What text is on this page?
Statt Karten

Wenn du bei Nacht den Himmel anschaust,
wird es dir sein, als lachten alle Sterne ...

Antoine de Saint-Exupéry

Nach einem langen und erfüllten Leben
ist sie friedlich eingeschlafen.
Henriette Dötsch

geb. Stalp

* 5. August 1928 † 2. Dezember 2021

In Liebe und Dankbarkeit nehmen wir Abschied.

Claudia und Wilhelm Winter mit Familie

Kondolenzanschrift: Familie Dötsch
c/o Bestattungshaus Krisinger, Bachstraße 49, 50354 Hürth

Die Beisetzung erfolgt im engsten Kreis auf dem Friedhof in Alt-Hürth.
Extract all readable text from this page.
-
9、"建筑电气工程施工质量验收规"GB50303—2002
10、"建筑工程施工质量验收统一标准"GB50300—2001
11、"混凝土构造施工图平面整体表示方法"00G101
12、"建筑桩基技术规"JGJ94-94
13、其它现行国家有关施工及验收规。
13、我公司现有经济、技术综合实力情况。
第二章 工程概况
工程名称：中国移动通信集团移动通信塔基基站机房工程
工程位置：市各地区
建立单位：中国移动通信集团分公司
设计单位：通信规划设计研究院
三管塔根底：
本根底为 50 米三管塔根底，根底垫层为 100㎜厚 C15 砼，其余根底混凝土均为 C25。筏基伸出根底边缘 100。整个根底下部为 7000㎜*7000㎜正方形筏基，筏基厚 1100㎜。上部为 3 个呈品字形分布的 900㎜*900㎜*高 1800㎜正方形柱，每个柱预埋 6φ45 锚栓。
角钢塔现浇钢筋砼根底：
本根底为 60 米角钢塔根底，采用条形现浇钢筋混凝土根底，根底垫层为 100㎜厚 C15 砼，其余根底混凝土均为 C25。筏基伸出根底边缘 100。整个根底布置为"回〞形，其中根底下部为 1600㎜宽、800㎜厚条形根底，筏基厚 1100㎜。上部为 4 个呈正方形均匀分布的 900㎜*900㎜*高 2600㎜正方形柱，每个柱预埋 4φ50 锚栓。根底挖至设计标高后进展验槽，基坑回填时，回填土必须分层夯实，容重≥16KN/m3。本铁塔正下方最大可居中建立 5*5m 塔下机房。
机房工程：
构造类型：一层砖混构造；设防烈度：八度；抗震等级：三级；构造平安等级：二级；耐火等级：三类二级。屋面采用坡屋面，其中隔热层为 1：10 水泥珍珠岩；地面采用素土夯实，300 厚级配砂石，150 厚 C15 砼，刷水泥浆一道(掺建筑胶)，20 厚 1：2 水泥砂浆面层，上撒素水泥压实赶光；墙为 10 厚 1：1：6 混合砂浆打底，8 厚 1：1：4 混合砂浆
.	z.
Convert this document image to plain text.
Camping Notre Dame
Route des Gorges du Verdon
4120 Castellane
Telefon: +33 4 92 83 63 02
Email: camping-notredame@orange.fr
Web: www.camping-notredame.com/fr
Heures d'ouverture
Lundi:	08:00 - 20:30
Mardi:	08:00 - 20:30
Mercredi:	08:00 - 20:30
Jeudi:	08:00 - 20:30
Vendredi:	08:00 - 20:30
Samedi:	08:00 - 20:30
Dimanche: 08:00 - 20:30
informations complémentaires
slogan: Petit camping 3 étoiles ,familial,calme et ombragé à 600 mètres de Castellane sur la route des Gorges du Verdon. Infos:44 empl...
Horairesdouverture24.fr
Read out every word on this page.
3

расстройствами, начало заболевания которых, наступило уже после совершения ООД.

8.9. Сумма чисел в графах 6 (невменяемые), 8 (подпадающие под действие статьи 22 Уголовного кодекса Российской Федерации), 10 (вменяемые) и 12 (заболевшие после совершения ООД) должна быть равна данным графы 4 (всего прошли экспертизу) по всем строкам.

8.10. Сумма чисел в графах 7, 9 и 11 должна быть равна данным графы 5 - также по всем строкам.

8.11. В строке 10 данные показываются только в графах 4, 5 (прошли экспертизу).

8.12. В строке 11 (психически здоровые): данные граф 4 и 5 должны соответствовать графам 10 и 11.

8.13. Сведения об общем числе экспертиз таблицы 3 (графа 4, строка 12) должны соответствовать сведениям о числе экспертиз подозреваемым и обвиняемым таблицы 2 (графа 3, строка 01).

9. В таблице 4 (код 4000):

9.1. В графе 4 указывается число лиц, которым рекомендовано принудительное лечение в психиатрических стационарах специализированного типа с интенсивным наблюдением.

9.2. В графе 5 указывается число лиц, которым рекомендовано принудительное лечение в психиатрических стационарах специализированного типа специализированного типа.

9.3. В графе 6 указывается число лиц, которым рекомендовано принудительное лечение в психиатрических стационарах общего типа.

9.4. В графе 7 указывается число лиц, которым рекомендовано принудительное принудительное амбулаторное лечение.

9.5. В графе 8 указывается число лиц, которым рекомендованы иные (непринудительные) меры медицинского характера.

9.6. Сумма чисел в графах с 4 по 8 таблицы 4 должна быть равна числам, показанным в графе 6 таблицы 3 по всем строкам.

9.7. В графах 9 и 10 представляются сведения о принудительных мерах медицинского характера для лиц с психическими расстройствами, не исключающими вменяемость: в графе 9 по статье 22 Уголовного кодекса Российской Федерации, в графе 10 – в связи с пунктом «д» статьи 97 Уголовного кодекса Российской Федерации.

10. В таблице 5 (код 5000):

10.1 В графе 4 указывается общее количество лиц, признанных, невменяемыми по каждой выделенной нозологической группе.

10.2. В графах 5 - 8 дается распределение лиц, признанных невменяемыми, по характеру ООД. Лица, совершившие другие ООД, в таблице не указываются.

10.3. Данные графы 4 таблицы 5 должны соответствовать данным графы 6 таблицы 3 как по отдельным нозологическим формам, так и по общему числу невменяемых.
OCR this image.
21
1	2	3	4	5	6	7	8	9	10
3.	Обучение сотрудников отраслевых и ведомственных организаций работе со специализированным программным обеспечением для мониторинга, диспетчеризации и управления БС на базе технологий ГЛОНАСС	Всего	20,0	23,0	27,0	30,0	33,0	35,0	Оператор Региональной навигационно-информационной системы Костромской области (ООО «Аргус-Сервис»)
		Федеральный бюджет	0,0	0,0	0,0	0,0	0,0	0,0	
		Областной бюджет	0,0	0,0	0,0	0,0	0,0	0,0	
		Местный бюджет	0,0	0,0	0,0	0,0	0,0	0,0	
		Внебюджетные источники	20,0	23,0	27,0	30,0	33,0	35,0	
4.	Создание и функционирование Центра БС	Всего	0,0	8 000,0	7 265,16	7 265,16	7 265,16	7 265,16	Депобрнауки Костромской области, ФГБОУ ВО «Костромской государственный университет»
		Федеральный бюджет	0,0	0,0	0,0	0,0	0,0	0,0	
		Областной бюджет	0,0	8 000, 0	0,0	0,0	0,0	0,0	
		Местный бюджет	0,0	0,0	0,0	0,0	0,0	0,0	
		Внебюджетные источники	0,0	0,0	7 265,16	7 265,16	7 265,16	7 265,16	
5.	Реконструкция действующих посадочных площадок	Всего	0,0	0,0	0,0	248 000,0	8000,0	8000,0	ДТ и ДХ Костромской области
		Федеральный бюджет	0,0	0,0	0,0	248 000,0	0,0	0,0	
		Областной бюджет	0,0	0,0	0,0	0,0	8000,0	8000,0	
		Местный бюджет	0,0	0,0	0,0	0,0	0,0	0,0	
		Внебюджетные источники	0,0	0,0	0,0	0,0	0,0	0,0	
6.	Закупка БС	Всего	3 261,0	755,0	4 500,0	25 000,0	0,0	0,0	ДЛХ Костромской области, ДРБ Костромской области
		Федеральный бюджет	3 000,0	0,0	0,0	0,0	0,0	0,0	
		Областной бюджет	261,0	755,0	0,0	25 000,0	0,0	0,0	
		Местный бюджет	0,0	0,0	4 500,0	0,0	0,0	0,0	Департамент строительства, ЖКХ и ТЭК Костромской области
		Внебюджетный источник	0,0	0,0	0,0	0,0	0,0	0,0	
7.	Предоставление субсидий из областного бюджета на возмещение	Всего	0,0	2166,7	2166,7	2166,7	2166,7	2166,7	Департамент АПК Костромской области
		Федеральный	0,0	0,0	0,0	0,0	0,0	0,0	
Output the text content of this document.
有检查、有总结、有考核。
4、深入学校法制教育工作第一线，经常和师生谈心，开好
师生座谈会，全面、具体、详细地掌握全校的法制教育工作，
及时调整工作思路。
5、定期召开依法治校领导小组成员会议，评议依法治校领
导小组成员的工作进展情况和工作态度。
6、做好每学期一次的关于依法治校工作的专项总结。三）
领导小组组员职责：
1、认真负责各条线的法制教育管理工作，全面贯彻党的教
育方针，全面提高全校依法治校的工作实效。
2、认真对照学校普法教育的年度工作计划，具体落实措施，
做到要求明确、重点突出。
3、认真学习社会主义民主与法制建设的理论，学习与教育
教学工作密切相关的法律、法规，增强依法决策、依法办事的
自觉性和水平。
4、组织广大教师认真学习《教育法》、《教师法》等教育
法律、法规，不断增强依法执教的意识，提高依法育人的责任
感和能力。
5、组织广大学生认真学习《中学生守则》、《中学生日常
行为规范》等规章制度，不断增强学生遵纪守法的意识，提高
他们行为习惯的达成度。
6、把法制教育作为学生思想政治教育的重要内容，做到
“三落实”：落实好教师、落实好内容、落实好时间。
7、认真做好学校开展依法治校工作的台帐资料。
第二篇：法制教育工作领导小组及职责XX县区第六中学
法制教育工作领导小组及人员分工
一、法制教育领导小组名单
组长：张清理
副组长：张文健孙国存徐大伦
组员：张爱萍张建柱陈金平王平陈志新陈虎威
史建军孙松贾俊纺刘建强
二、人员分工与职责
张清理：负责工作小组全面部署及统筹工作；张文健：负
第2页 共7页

------------------------------------------------------------

- _Short exercise_:
Pick out, from the lines above, every one that contains the string "рекомендовано".

- _Expected answer_:
9.1. В графе 4 указывается число лиц, которым рекомендовано принудительное лечение в психиатрических стационарах специализированного типа с интенсивным наблюдением.
9.2. В графе 5 указывается число лиц, которым рекомендовано принудительное лечение в психиатрических стационарах специализированного типа специализированного типа.
9.3. В графе 6 указывается число лиц, которым рекомендовано принудительное лечение в психиатрических стационарах общего типа.
9.4. В графе 7 указывается число лиц, которым рекомендовано принудительное принудительное амбулаторное лечение.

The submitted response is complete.